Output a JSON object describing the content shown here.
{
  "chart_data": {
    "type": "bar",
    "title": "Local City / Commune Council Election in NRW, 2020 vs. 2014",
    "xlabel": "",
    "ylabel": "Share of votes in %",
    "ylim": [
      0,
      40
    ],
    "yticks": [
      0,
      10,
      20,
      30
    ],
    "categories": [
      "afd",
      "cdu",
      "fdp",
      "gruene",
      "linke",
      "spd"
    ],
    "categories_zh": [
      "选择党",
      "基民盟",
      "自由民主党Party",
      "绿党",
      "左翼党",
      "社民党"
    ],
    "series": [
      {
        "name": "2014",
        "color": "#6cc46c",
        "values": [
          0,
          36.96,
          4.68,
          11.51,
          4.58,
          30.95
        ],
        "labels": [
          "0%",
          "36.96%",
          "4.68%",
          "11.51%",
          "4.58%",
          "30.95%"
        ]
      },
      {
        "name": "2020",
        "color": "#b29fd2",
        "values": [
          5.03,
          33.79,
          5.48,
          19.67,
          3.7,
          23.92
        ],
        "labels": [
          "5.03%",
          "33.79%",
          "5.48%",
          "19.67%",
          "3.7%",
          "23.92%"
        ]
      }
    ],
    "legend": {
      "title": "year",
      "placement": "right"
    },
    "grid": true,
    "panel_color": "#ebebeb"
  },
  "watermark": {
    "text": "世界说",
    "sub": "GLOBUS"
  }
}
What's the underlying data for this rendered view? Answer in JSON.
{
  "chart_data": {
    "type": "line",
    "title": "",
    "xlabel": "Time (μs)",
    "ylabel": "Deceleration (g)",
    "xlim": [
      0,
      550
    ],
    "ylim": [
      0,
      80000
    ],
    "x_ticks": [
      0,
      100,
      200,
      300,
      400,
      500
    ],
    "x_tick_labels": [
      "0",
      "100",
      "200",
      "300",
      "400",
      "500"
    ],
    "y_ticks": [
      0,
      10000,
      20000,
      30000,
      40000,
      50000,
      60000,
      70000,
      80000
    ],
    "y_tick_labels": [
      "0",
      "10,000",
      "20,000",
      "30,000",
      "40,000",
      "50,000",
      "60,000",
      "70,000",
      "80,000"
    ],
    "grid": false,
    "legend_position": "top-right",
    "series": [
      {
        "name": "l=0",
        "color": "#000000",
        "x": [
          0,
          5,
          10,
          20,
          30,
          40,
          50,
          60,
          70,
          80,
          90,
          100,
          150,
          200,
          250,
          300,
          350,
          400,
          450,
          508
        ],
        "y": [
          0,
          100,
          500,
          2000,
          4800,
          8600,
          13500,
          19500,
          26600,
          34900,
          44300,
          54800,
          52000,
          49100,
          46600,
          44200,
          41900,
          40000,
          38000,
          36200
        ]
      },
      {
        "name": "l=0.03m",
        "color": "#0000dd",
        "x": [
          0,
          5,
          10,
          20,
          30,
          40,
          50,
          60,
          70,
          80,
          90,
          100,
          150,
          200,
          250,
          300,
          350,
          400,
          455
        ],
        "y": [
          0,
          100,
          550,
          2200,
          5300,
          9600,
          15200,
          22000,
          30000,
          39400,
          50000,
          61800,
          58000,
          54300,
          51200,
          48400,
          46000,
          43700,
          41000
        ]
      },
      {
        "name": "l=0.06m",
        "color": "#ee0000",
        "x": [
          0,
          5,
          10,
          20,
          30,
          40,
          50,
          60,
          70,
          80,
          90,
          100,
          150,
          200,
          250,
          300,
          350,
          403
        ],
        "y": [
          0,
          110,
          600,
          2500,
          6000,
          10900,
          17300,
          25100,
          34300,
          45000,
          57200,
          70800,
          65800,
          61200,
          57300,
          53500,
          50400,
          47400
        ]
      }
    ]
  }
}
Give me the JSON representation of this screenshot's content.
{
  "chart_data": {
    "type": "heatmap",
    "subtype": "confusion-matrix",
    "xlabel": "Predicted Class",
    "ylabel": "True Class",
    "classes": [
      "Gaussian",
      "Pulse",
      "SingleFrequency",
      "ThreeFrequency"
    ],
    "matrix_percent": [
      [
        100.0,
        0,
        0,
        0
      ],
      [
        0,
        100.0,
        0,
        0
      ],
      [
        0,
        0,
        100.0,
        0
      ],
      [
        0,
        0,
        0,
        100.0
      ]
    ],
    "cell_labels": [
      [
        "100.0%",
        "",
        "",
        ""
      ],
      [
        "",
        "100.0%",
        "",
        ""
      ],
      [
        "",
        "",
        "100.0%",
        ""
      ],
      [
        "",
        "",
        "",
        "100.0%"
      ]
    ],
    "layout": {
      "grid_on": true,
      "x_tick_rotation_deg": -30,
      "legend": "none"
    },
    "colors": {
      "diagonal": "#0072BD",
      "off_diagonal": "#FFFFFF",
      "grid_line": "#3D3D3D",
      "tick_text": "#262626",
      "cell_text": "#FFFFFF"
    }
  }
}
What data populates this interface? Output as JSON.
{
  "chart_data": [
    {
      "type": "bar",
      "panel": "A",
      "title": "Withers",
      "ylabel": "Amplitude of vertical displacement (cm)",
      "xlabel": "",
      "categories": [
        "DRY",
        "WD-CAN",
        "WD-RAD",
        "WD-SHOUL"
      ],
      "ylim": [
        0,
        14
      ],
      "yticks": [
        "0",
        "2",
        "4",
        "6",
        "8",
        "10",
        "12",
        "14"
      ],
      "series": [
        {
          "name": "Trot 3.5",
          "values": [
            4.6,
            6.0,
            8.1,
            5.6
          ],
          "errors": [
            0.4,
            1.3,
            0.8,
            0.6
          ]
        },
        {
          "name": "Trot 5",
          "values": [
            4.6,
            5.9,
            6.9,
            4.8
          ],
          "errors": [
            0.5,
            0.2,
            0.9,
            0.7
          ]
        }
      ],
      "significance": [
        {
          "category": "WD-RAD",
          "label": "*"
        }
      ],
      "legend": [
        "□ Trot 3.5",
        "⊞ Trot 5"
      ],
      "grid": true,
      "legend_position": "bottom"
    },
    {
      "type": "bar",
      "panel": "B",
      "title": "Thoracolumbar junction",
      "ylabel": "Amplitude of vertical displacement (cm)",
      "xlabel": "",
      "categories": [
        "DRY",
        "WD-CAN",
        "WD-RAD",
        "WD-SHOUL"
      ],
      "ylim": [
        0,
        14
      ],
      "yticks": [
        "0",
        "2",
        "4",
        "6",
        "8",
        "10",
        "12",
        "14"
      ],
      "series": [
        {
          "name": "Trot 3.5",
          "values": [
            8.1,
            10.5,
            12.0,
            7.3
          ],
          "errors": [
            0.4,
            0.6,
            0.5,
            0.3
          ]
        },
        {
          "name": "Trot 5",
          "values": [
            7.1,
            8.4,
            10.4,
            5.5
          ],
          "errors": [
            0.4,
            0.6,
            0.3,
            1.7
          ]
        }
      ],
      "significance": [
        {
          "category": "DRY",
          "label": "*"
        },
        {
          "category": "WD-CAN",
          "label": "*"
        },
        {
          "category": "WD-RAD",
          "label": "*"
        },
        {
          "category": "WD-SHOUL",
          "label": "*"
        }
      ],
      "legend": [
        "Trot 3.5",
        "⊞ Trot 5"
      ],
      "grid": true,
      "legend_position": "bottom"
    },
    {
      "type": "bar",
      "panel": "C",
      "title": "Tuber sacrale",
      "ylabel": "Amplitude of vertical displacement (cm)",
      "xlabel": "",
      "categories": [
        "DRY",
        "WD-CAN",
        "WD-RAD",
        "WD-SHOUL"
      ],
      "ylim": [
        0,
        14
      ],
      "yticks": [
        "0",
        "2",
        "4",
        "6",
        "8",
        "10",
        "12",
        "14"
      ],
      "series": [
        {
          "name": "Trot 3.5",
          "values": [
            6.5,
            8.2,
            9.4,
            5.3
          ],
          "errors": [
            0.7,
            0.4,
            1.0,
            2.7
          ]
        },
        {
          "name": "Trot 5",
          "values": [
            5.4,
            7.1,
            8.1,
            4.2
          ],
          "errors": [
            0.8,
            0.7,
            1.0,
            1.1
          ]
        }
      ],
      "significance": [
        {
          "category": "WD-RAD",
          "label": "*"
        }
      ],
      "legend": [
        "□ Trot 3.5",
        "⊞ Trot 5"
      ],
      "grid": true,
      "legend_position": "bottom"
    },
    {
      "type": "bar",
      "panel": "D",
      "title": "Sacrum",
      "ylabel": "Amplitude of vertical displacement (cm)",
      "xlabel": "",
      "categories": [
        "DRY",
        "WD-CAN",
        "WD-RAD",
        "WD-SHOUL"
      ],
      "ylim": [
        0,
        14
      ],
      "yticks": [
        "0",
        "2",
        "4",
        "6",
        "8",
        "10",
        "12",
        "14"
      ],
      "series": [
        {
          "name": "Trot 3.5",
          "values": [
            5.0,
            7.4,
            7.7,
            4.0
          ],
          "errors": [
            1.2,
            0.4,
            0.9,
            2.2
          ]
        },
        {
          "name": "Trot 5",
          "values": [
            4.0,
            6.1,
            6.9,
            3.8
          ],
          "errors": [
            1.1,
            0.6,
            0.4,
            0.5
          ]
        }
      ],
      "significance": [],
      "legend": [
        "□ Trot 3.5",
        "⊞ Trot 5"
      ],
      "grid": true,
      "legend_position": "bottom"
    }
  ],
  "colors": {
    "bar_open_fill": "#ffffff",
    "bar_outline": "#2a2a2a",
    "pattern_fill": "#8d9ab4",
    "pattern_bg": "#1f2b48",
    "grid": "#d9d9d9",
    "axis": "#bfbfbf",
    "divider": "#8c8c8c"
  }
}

■ ■ ■

## Task prompt
Write down every line of the data above that includes the string "content".

## Answer below
Output a JSON object describing the content shown here.
Give me the JSON representation of this screenshot's content.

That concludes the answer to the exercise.